Data for analysis below:

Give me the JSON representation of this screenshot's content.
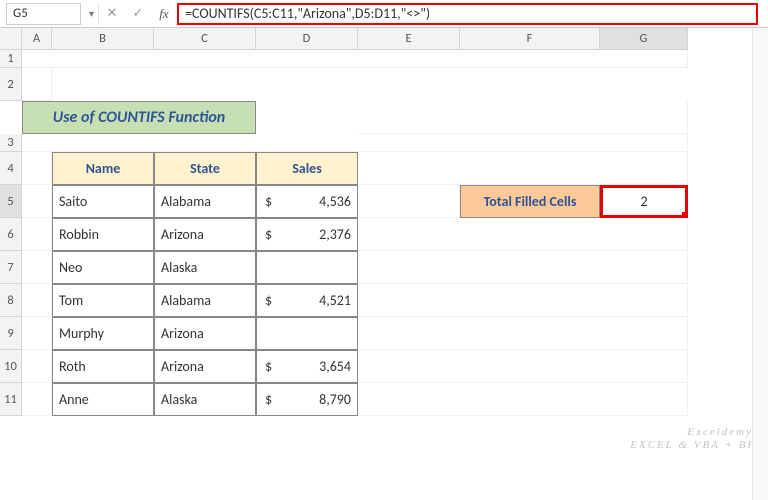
{
  "nameBox": "G5",
  "fbCancel": "✕",
  "fbConfirm": "✓",
  "fbFx": "fx",
  "formula": "=COUNTIFS(C5:C11,\"Arizona\",D5:D11,\"<>\")",
  "columns": [
    "A",
    "B",
    "C",
    "D",
    "E",
    "F",
    "G"
  ],
  "rows": [
    "1",
    "2",
    "3",
    "4",
    "5",
    "6",
    "7",
    "8",
    "9",
    "10",
    "11"
  ],
  "title": "Use of COUNTIFS Function",
  "headers": {
    "name": "Name",
    "state": "State",
    "sales": "Sales"
  },
  "filledLabel": "Total Filled Cells",
  "resultValue": "2",
  "data": [
    {
      "name": "Saito",
      "state": "Alabama",
      "sales": "4,536"
    },
    {
      "name": "Robbin",
      "state": "Arizona",
      "sales": "2,376"
    },
    {
      "name": "Neo",
      "state": "Alaska",
      "sales": ""
    },
    {
      "name": "Tom",
      "state": "Alabama",
      "sales": "4,521"
    },
    {
      "name": "Murphy",
      "state": "Arizona",
      "sales": ""
    },
    {
      "name": "Roth",
      "state": "Arizona",
      "sales": "3,654"
    },
    {
      "name": "Anne",
      "state": "Alaska",
      "sales": "8,790"
    }
  ],
  "watermark": {
    "l1": "Exceldemy",
    "l2": "EXCEL & VBA + BI"
  }
}
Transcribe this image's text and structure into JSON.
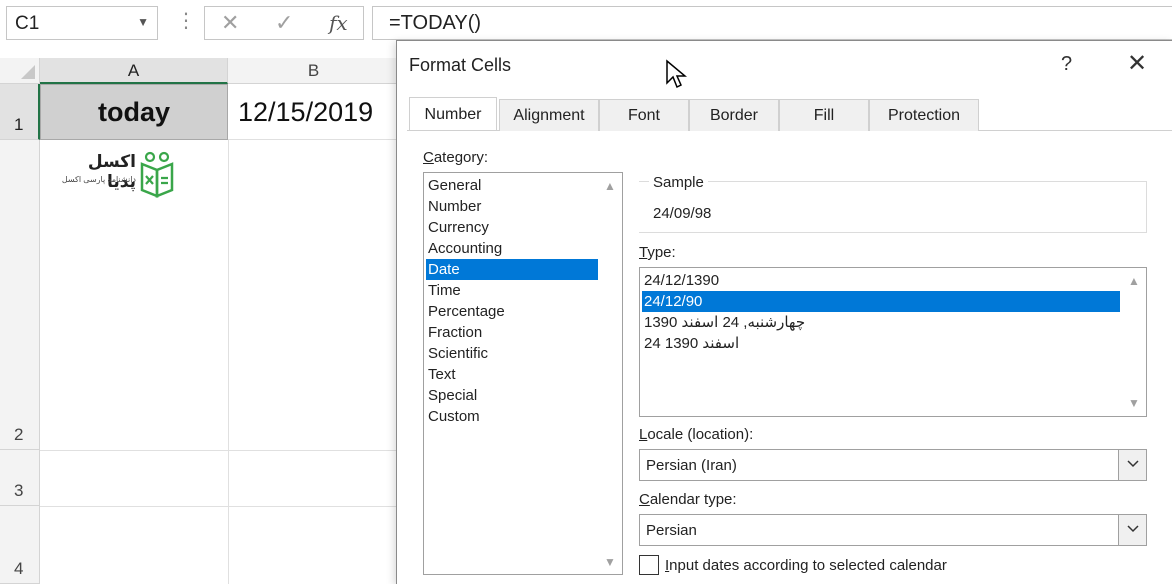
{
  "formula_bar": {
    "name_box": "C1",
    "formula": "=TODAY()",
    "fx_label": "fx"
  },
  "sheet": {
    "columns": [
      "A",
      "B"
    ],
    "rows": [
      "1",
      "2",
      "3",
      "4"
    ],
    "cell_a1": "today",
    "cell_b1": "12/15/2019",
    "logo": {
      "title": "اکسل پدیا",
      "subtitle": "دانشنامه پارسی اکسل"
    },
    "selected_column_color": "#217346"
  },
  "dialog": {
    "title": "Format Cells",
    "help_glyph": "?",
    "close_glyph": "✕",
    "tabs": [
      "Number",
      "Alignment",
      "Font",
      "Border",
      "Fill",
      "Protection"
    ],
    "active_tab": "Number",
    "category_label_first": "C",
    "category_label_rest": "ategory:",
    "categories": [
      "General",
      "Number",
      "Currency",
      "Accounting",
      "Date",
      "Time",
      "Percentage",
      "Fraction",
      "Scientific",
      "Text",
      "Special",
      "Custom"
    ],
    "selected_category": "Date",
    "sample_label": "Sample",
    "sample_value": "24/09/98",
    "type_label_first": "T",
    "type_label_rest": "ype:",
    "types": [
      "24/12/1390",
      "24/12/90",
      "چهارشنبه, 24 اسفند 1390",
      "24 اسفند 1390"
    ],
    "selected_type": "24/12/90",
    "locale_label_first": "L",
    "locale_label_rest": "ocale (location):",
    "locale_value": "Persian (Iran)",
    "calendar_label_first": "C",
    "calendar_label_rest": "alendar type:",
    "calendar_value": "Persian",
    "checkbox_label_first": "I",
    "checkbox_label_rest": "nput dates according to selected calendar",
    "checkbox_checked": false,
    "selection_color": "#0078d7"
  }
}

End of Data for analysis.

» **What you will do**: Throughout the data above, copy all lines where the word "COUNTIFS" is found.

» **Your solution**:
  "formula": "=COUNTIFS(C5:C11,\"Arizona\",D5:D11,\"<>\")",
  "title": "Use of COUNTIFS Function",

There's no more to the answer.